Aim:
Answer with one number: how many lines have "your".

Dataset records:
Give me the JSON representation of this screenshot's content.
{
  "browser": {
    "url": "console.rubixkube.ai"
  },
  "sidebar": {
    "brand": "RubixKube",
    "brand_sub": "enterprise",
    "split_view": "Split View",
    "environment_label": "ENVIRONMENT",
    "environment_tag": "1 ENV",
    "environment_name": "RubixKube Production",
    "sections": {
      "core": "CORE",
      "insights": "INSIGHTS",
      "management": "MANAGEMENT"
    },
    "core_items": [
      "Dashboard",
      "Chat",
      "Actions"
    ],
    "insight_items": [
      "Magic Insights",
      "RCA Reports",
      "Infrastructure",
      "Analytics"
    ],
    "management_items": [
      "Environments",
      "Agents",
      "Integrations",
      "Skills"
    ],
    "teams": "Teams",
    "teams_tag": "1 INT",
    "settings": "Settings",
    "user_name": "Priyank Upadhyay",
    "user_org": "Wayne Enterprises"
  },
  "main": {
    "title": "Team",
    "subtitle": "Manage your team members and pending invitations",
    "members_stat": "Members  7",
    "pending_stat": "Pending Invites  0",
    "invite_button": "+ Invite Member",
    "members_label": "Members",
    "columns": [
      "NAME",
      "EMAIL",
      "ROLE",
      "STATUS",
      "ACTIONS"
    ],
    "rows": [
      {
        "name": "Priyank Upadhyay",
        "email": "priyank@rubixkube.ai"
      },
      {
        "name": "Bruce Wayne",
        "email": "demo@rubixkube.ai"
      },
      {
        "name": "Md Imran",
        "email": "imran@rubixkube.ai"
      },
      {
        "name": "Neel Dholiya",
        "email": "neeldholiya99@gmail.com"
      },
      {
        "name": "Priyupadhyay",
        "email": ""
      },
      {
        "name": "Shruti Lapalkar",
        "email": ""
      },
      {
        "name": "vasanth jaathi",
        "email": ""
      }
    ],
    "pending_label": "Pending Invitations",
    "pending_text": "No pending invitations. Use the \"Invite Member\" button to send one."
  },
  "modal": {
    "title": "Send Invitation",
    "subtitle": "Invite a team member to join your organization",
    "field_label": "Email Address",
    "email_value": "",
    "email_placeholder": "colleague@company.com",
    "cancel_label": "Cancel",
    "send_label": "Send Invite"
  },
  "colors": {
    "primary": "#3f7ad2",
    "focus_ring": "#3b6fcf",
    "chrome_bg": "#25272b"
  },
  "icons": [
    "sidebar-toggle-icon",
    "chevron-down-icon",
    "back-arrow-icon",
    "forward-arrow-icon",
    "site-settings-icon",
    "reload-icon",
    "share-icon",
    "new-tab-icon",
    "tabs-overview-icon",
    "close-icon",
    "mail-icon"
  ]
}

In response:
2